**What the task requires**. Retype exactly the lines that run from the line with "Give me the" to the final line of the entries, keeping both ends and nothing else.

**The records**.
○ ○ ○ ○ ○ ○ ○

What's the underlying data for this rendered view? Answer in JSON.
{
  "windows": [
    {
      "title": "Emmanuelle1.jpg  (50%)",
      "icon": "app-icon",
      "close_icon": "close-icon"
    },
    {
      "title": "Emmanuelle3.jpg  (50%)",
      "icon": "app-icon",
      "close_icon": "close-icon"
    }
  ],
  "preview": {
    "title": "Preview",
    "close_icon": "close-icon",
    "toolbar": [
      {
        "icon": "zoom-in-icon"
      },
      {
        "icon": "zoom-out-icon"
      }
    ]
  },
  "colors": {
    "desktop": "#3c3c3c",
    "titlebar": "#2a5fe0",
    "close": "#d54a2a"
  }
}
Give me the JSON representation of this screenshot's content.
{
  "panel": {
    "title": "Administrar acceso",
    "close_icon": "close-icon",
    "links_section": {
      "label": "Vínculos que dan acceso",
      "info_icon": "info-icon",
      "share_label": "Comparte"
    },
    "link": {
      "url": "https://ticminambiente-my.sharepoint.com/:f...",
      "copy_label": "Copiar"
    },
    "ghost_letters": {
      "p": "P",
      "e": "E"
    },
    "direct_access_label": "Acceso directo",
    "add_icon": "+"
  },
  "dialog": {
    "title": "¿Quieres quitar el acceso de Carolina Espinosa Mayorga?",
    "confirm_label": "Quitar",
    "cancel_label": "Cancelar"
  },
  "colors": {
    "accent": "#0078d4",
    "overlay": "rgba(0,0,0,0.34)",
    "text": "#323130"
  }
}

○ ○ ○ ○ ○ ○ ○

**Solved exercise**.
Give me the JSON representation of this screenshot's content.
{
  "panel": {
    "title": "Administrar acceso",
    "close_icon": "close-icon",
    "links_section": {
      "label": "Vínculos que dan acceso",
      "info_icon": "info-icon",
      "share_label": "Comparte"
    },
    "link": {
      "url": "https://ticminambiente-my.sharepoint.com/:f...",
      "copy_label": "Copiar"
    },
    "ghost_letters": {
      "p": "P",
      "e": "E"
    },
    "direct_access_label": "Acceso directo",
    "add_icon": "+"
  },
  "dialog": {
    "title": "¿Quieres quitar el acceso de Carolina Espinosa Mayorga?",
    "confirm_label": "Quitar",
    "cancel_label": "Cancelar"
  },
  "colors": {
    "accent": "#0078d4",
    "overlay": "rgba(0,0,0,0.34)",
    "text": "#323130"
  }
}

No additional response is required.